* start RECORDS SHOWN *
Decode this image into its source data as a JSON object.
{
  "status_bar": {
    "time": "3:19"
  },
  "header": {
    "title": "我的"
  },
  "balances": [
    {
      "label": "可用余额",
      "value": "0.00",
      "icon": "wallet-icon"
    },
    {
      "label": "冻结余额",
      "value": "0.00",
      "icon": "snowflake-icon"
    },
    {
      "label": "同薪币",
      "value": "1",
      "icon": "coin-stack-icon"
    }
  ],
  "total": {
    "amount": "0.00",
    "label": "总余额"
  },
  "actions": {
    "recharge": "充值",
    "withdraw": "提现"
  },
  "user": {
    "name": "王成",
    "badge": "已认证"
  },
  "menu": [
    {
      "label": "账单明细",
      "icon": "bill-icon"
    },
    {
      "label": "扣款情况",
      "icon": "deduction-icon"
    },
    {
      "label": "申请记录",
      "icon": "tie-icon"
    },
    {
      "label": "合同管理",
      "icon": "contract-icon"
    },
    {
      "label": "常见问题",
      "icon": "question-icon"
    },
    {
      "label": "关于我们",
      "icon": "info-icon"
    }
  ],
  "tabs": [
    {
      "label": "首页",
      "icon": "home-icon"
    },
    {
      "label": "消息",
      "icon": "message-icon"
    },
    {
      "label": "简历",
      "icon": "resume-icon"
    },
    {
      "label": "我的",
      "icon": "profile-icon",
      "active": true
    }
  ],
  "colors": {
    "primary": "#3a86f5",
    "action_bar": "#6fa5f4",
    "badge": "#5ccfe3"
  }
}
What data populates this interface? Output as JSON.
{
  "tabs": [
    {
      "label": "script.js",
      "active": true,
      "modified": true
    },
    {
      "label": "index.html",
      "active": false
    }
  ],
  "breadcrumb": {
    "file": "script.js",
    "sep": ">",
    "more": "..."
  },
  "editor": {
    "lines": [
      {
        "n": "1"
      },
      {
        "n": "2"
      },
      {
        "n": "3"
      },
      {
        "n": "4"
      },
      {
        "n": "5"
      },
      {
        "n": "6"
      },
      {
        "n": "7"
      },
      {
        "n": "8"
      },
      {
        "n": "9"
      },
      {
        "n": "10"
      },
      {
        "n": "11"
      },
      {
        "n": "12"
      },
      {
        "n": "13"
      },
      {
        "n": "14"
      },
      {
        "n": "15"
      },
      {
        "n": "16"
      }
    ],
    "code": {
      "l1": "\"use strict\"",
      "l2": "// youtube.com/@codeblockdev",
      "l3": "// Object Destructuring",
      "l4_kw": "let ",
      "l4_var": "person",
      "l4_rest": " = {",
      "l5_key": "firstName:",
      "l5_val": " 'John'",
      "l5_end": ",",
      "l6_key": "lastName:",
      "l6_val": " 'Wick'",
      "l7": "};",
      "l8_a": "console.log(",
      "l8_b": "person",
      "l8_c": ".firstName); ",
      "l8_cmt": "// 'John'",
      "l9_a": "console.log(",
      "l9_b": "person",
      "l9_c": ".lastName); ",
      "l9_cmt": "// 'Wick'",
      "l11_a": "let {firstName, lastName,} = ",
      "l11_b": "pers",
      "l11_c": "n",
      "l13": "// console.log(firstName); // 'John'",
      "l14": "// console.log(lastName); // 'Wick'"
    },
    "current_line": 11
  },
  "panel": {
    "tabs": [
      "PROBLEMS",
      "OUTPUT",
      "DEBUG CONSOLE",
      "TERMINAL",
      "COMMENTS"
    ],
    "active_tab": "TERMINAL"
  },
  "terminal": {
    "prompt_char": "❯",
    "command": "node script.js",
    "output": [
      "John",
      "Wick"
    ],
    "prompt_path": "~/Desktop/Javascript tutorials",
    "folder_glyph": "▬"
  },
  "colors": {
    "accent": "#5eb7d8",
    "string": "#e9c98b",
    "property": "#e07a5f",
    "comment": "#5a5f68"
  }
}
* end RECORDS SHOWN *
* PROBLEM REQUIREMENTS *
Give all the entries again exactly; leave none out.

* RESULT BELOW *
Decode this image into its source data as a JSON object.
{
  "status_bar": {
    "time": "3:19"
  },
  "header": {
    "title": "我的"
  },
  "balances": [
    {
      "label": "可用余额",
      "value": "0.00",
      "icon": "wallet-icon"
    },
    {
      "label": "冻结余额",
      "value": "0.00",
      "icon": "snowflake-icon"
    },
    {
      "label": "同薪币",
      "value": "1",
      "icon": "coin-stack-icon"
    }
  ],
  "total": {
    "amount": "0.00",
    "label": "总余额"
  },
  "actions": {
    "recharge": "充值",
    "withdraw": "提现"
  },
  "user": {
    "name": "王成",
    "badge": "已认证"
  },
  "menu": [
    {
      "label": "账单明细",
      "icon": "bill-icon"
    },
    {
      "label": "扣款情况",
      "icon": "deduction-icon"
    },
    {
      "label": "申请记录",
      "icon": "tie-icon"
    },
    {
      "label": "合同管理",
      "icon": "contract-icon"
    },
    {
      "label": "常见问题",
      "icon": "question-icon"
    },
    {
      "label": "关于我们",
      "icon": "info-icon"
    }
  ],
  "tabs": [
    {
      "label": "首页",
      "icon": "home-icon"
    },
    {
      "label": "消息",
      "icon": "message-icon"
    },
    {
      "label": "简历",
      "icon": "resume-icon"
    },
    {
      "label": "我的",
      "icon": "profile-icon",
      "active": true
    }
  ],
  "colors": {
    "primary": "#3a86f5",
    "action_bar": "#6fa5f4",
    "badge": "#5ccfe3"
  }
}
What data populates this interface? Output as JSON.
{
  "tabs": [
    {
      "label": "script.js",
      "active": true,
      "modified": true
    },
    {
      "label": "index.html",
      "active": false
    }
  ],
  "breadcrumb": {
    "file": "script.js",
    "sep": ">",
    "more": "..."
  },
  "editor": {
    "lines": [
      {
        "n": "1"
      },
      {
        "n": "2"
      },
      {
        "n": "3"
      },
      {
        "n": "4"
      },
      {
        "n": "5"
      },
      {
        "n": "6"
      },
      {
        "n": "7"
      },
      {
        "n": "8"
      },
      {
        "n": "9"
      },
      {
        "n": "10"
      },
      {
        "n": "11"
      },
      {
        "n": "12"
      },
      {
        "n": "13"
      },
      {
        "n": "14"
      },
      {
        "n": "15"
      },
      {
        "n": "16"
      }
    ],
    "code": {
      "l1": "\"use strict\"",
      "l2": "// youtube.com/@codeblockdev",
      "l3": "// Object Destructuring",
      "l4_kw": "let ",
      "l4_var": "person",
      "l4_rest": " = {",
      "l5_key": "firstName:",
      "l5_val": " 'John'",
      "l5_end": ",",
      "l6_key": "lastName:",
      "l6_val": " 'Wick'",
      "l7": "};",
      "l8_a": "console.log(",
      "l8_b": "person",
      "l8_c": ".firstName); ",
      "l8_cmt": "// 'John'",
      "l9_a": "console.log(",
      "l9_b": "person",
      "l9_c": ".lastName); ",
      "l9_cmt": "// 'Wick'",
      "l11_a": "let {firstName, lastName,} = ",
      "l11_b": "pers",
      "l11_c": "n",
      "l13": "// console.log(firstName); // 'John'",
      "l14": "// console.log(lastName); // 'Wick'"
    },
    "current_line": 11
  },
  "panel": {
    "tabs": [
      "PROBLEMS",
      "OUTPUT",
      "DEBUG CONSOLE",
      "TERMINAL",
      "COMMENTS"
    ],
    "active_tab": "TERMINAL"
  },
  "terminal": {
    "prompt_char": "❯",
    "command": "node script.js",
    "output": [
      "John",
      "Wick"
    ],
    "prompt_path": "~/Desktop/Javascript tutorials",
    "folder_glyph": "▬"
  },
  "colors": {
    "accent": "#5eb7d8",
    "string": "#e9c98b",
    "property": "#e07a5f",
    "comment": "#5a5f68"
  }
}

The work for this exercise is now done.